Task brief:
Write out the listing exactly as it is given.

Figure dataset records
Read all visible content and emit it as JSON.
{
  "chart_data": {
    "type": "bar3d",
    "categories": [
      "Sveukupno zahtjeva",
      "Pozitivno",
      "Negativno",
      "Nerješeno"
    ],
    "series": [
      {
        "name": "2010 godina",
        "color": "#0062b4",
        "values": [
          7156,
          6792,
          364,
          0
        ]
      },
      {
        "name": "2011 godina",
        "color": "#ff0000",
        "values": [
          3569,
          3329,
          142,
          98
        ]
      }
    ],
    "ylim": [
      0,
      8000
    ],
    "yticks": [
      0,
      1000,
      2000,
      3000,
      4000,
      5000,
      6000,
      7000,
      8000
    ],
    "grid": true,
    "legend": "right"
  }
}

Solution to the exercise:
Read all visible content and emit it as JSON.
{
  "chart_data": {
    "type": "bar3d",
    "categories": [
      "Sveukupno zahtjeva",
      "Pozitivno",
      "Negativno",
      "Nerješeno"
    ],
    "series": [
      {
        "name": "2010 godina",
        "color": "#0062b4",
        "values": [
          7156,
          6792,
          364,
          0
        ]
      },
      {
        "name": "2011 godina",
        "color": "#ff0000",
        "values": [
          3569,
          3329,
          142,
          98
        ]
      }
    ],
    "ylim": [
      0,
      8000
    ],
    "yticks": [
      0,
      1000,
      2000,
      3000,
      4000,
      5000,
      6000,
      7000,
      8000
    ],
    "grid": true,
    "legend": "right"
  }
}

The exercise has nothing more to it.